■ **Your instructions**: Every line of the material that follows must be printed again exactly.

■ **Dataset excerpts**:

[start]

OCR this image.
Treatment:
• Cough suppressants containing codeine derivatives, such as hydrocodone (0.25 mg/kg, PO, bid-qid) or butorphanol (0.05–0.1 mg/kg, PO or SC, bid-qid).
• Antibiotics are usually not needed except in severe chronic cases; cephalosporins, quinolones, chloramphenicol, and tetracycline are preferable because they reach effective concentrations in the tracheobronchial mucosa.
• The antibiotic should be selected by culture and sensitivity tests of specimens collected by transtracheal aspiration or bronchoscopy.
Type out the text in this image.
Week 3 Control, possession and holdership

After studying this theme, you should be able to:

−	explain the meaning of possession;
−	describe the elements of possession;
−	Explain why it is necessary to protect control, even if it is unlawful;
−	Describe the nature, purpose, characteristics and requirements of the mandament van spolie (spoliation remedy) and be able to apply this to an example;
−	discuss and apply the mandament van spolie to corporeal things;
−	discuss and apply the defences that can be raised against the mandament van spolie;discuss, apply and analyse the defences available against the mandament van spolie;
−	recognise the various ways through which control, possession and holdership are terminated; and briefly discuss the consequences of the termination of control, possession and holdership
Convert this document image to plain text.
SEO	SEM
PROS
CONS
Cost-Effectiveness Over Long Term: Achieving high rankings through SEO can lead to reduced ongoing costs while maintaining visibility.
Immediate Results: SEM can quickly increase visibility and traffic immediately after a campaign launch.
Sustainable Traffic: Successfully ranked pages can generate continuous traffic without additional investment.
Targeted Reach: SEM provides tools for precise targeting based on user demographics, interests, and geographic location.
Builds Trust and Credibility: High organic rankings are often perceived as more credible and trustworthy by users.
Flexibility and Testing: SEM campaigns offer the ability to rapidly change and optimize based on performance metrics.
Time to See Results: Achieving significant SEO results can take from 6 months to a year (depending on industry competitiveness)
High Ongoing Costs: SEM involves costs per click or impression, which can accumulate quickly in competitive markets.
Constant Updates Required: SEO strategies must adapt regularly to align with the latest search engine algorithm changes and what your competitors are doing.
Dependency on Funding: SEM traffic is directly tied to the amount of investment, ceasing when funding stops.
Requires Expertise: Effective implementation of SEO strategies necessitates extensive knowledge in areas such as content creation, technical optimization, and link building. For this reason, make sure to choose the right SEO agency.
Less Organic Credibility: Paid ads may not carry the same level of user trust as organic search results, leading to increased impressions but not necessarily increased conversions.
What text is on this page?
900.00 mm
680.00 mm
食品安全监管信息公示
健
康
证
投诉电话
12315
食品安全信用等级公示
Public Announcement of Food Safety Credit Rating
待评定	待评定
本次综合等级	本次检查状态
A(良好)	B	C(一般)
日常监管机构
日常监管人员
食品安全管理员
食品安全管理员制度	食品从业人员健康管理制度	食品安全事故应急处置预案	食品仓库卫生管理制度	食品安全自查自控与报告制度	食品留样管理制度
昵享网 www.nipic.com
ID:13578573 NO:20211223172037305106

[end]

■ **Answer for this exercise**:
OCR this image.
Treatment:
• Cough suppressants containing codeine derivatives, such as hydrocodone (0.25 mg/kg, PO, bid-qid) or butorphanol (0.05–0.1 mg/kg, PO or SC, bid-qid).
• Antibiotics are usually not needed except in severe chronic cases; cephalosporins, quinolones, chloramphenicol, and tetracycline are preferable because they reach effective concentrations in the tracheobronchial mucosa.
• The antibiotic should be selected by culture and sensitivity tests of specimens collected by transtracheal aspiration or bronchoscopy.
Type out the text in this image.
Week 3 Control, possession and holdership

After studying this theme, you should be able to:

−	explain the meaning of possession;
−	describe the elements of possession;
−	Explain why it is necessary to protect control, even if it is unlawful;
−	Describe the nature, purpose, characteristics and requirements of the mandament van spolie (spoliation remedy) and be able to apply this to an example;
−	discuss and apply the mandament van spolie to corporeal things;
−	discuss and apply the defences that can be raised against the mandament van spolie;discuss, apply and analyse the defences available against the mandament van spolie;
−	recognise the various ways through which control, possession and holdership are terminated; and briefly discuss the consequences of the termination of control, possession and holdership
Convert this document image to plain text.
SEO	SEM
PROS
CONS
Cost-Effectiveness Over Long Term: Achieving high rankings through SEO can lead to reduced ongoing costs while maintaining visibility.
Immediate Results: SEM can quickly increase visibility and traffic immediately after a campaign launch.
Sustainable Traffic: Successfully ranked pages can generate continuous traffic without additional investment.
Targeted Reach: SEM provides tools for precise targeting based on user demographics, interests, and geographic location.
Builds Trust and Credibility: High organic rankings are often perceived as more credible and trustworthy by users.
Flexibility and Testing: SEM campaigns offer the ability to rapidly change and optimize based on performance metrics.
Time to See Results: Achieving significant SEO results can take from 6 months to a year (depending on industry competitiveness)
High Ongoing Costs: SEM involves costs per click or impression, which can accumulate quickly in competitive markets.
Constant Updates Required: SEO strategies must adapt regularly to align with the latest search engine algorithm changes and what your competitors are doing.
Dependency on Funding: SEM traffic is directly tied to the amount of investment, ceasing when funding stops.
Requires Expertise: Effective implementation of SEO strategies necessitates extensive knowledge in areas such as content creation, technical optimization, and link building. For this reason, make sure to choose the right SEO agency.
Less Organic Credibility: Paid ads may not carry the same level of user trust as organic search results, leading to increased impressions but not necessarily increased conversions.
What text is on this page?
900.00 mm
680.00 mm
食品安全监管信息公示
健
康
证
投诉电话
12315
食品安全信用等级公示
Public Announcement of Food Safety Credit Rating
待评定	待评定
本次综合等级	本次检查状态
A(良好)	B	C(一般)
日常监管机构
日常监管人员
食品安全管理员
食品安全管理员制度	食品从业人员健康管理制度	食品安全事故应急处置预案	食品仓库卫生管理制度	食品安全自查自控与报告制度	食品留样管理制度
昵享网 www.nipic.com
ID:13578573 NO:20211223172037305106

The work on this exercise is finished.